▶ **TASK DIRECTIONS**
Below you will find a set of lines. Repeat them all exactly.

▶ **TASK MATERIAL**
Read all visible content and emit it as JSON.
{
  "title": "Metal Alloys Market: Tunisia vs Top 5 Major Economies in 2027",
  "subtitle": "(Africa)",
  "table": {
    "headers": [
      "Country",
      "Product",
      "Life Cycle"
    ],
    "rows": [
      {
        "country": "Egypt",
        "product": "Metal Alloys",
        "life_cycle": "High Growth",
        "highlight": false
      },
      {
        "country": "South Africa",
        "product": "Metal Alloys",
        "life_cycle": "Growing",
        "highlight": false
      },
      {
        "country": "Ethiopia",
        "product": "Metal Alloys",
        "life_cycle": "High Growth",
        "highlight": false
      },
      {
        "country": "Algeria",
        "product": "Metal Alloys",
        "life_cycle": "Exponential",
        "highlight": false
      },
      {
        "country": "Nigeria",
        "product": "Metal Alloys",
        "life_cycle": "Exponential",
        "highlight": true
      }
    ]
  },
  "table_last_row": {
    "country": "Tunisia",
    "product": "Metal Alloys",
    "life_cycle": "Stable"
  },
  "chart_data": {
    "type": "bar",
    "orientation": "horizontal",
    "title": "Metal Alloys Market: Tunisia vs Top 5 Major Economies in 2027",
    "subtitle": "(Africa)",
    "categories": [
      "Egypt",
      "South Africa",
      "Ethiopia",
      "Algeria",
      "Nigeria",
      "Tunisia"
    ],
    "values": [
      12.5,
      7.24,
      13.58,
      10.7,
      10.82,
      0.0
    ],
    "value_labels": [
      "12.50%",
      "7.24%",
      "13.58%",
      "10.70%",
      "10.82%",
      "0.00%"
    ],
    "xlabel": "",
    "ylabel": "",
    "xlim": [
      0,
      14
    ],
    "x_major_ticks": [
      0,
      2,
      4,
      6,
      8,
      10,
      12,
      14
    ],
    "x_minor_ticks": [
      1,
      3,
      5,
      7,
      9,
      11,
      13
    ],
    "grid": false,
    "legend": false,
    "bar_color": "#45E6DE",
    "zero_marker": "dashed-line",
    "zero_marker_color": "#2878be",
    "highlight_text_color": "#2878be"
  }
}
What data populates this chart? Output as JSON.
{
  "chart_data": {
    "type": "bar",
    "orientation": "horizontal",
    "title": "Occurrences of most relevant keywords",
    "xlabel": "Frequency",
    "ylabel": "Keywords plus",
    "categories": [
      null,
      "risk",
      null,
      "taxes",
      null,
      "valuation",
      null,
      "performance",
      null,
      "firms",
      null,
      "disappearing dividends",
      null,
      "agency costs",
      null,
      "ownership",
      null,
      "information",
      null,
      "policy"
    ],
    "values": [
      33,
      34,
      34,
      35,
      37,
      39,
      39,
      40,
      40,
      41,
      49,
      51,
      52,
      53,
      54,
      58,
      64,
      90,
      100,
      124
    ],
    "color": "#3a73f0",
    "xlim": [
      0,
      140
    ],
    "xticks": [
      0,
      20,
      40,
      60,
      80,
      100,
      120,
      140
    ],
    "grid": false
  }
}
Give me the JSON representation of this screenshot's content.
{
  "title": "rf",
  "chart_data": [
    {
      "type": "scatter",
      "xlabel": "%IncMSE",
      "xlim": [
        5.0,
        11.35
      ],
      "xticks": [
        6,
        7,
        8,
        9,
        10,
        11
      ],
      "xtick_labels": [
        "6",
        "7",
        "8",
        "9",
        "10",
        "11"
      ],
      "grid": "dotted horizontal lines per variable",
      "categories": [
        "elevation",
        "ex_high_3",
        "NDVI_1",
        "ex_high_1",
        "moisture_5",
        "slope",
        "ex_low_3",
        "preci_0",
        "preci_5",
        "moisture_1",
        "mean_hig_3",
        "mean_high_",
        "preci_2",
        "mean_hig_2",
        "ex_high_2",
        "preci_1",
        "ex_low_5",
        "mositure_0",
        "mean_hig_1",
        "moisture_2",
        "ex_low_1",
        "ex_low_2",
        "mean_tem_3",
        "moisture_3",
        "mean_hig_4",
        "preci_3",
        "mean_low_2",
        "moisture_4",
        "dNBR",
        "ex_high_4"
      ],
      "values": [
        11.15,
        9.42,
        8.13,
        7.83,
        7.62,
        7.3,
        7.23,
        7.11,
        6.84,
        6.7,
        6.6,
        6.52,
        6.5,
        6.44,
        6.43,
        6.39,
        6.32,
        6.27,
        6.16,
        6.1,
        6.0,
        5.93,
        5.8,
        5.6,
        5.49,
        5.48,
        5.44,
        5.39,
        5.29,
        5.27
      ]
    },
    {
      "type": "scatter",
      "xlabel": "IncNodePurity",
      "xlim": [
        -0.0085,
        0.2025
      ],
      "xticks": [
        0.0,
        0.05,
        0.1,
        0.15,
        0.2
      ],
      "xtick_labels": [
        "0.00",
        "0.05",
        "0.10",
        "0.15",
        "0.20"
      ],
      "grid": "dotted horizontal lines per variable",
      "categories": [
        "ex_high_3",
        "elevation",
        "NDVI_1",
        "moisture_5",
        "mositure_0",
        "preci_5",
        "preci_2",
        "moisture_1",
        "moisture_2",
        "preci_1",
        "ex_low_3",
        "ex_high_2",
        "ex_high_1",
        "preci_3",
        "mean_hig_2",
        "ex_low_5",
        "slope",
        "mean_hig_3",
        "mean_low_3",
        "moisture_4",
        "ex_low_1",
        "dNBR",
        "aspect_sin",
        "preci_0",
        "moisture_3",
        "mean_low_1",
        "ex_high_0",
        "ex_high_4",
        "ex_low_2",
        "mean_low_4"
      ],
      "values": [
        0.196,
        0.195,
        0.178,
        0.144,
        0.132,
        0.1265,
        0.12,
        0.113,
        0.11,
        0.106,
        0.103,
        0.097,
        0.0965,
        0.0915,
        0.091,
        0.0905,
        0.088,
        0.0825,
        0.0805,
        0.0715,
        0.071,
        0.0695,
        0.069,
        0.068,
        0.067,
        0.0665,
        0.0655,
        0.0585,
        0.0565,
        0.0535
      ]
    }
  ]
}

▶ **THE COMPLETED TASK**
Read all visible content and emit it as JSON.
{
  "title": "Metal Alloys Market: Tunisia vs Top 5 Major Economies in 2027",
  "subtitle": "(Africa)",
  "table": {
    "headers": [
      "Country",
      "Product",
      "Life Cycle"
    ],
    "rows": [
      {
        "country": "Egypt",
        "product": "Metal Alloys",
        "life_cycle": "High Growth",
        "highlight": false
      },
      {
        "country": "South Africa",
        "product": "Metal Alloys",
        "life_cycle": "Growing",
        "highlight": false
      },
      {
        "country": "Ethiopia",
        "product": "Metal Alloys",
        "life_cycle": "High Growth",
        "highlight": false
      },
      {
        "country": "Algeria",
        "product": "Metal Alloys",
        "life_cycle": "Exponential",
        "highlight": false
      },
      {
        "country": "Nigeria",
        "product": "Metal Alloys",
        "life_cycle": "Exponential",
        "highlight": true
      }
    ]
  },
  "table_last_row": {
    "country": "Tunisia",
    "product": "Metal Alloys",
    "life_cycle": "Stable"
  },
  "chart_data": {
    "type": "bar",
    "orientation": "horizontal",
    "title": "Metal Alloys Market: Tunisia vs Top 5 Major Economies in 2027",
    "subtitle": "(Africa)",
    "categories": [
      "Egypt",
      "South Africa",
      "Ethiopia",
      "Algeria",
      "Nigeria",
      "Tunisia"
    ],
    "values": [
      12.5,
      7.24,
      13.58,
      10.7,
      10.82,
      0.0
    ],
    "value_labels": [
      "12.50%",
      "7.24%",
      "13.58%",
      "10.70%",
      "10.82%",
      "0.00%"
    ],
    "xlabel": "",
    "ylabel": "",
    "xlim": [
      0,
      14
    ],
    "x_major_ticks": [
      0,
      2,
      4,
      6,
      8,
      10,
      12,
      14
    ],
    "x_minor_ticks": [
      1,
      3,
      5,
      7,
      9,
      11,
      13
    ],
    "grid": false,
    "legend": false,
    "bar_color": "#45E6DE",
    "zero_marker": "dashed-line",
    "zero_marker_color": "#2878be",
    "highlight_text_color": "#2878be"
  }
}
What data populates this chart? Output as JSON.
{
  "chart_data": {
    "type": "bar",
    "orientation": "horizontal",
    "title": "Occurrences of most relevant keywords",
    "xlabel": "Frequency",
    "ylabel": "Keywords plus",
    "categories": [
      null,
      "risk",
      null,
      "taxes",
      null,
      "valuation",
      null,
      "performance",
      null,
      "firms",
      null,
      "disappearing dividends",
      null,
      "agency costs",
      null,
      "ownership",
      null,
      "information",
      null,
      "policy"
    ],
    "values": [
      33,
      34,
      34,
      35,
      37,
      39,
      39,
      40,
      40,
      41,
      49,
      51,
      52,
      53,
      54,
      58,
      64,
      90,
      100,
      124
    ],
    "color": "#3a73f0",
    "xlim": [
      0,
      140
    ],
    "xticks": [
      0,
      20,
      40,
      60,
      80,
      100,
      120,
      140
    ],
    "grid": false
  }
}
Give me the JSON representation of this screenshot's content.
{
  "title": "rf",
  "chart_data": [
    {
      "type": "scatter",
      "xlabel": "%IncMSE",
      "xlim": [
        5.0,
        11.35
      ],
      "xticks": [
        6,
        7,
        8,
        9,
        10,
        11
      ],
      "xtick_labels": [
        "6",
        "7",
        "8",
        "9",
        "10",
        "11"
      ],
      "grid": "dotted horizontal lines per variable",
      "categories": [
        "elevation",
        "ex_high_3",
        "NDVI_1",
        "ex_high_1",
        "moisture_5",
        "slope",
        "ex_low_3",
        "preci_0",
        "preci_5",
        "moisture_1",
        "mean_hig_3",
        "mean_high_",
        "preci_2",
        "mean_hig_2",
        "ex_high_2",
        "preci_1",
        "ex_low_5",
        "mositure_0",
        "mean_hig_1",
        "moisture_2",
        "ex_low_1",
        "ex_low_2",
        "mean_tem_3",
        "moisture_3",
        "mean_hig_4",
        "preci_3",
        "mean_low_2",
        "moisture_4",
        "dNBR",
        "ex_high_4"
      ],
      "values": [
        11.15,
        9.42,
        8.13,
        7.83,
        7.62,
        7.3,
        7.23,
        7.11,
        6.84,
        6.7,
        6.6,
        6.52,
        6.5,
        6.44,
        6.43,
        6.39,
        6.32,
        6.27,
        6.16,
        6.1,
        6.0,
        5.93,
        5.8,
        5.6,
        5.49,
        5.48,
        5.44,
        5.39,
        5.29,
        5.27
      ]
    },
    {
      "type": "scatter",
      "xlabel": "IncNodePurity",
      "xlim": [
        -0.0085,
        0.2025
      ],
      "xticks": [
        0.0,
        0.05,
        0.1,
        0.15,
        0.2
      ],
      "xtick_labels": [
        "0.00",
        "0.05",
        "0.10",
        "0.15",
        "0.20"
      ],
      "grid": "dotted horizontal lines per variable",
      "categories": [
        "ex_high_3",
        "elevation",
        "NDVI_1",
        "moisture_5",
        "mositure_0",
        "preci_5",
        "preci_2",
        "moisture_1",
        "moisture_2",
        "preci_1",
        "ex_low_3",
        "ex_high_2",
        "ex_high_1",
        "preci_3",
        "mean_hig_2",
        "ex_low_5",
        "slope",
        "mean_hig_3",
        "mean_low_3",
        "moisture_4",
        "ex_low_1",
        "dNBR",
        "aspect_sin",
        "preci_0",
        "moisture_3",
        "mean_low_1",
        "ex_high_0",
        "ex_high_4",
        "ex_low_2",
        "mean_low_4"
      ],
      "values": [
        0.196,
        0.195,
        0.178,
        0.144,
        0.132,
        0.1265,
        0.12,
        0.113,
        0.11,
        0.106,
        0.103,
        0.097,
        0.0965,
        0.0915,
        0.091,
        0.0905,
        0.088,
        0.0825,
        0.0805,
        0.0715,
        0.071,
        0.0695,
        0.069,
        0.068,
        0.067,
        0.0665,
        0.0655,
        0.0585,
        0.0565,
        0.0535
      ]
    }
  ]
}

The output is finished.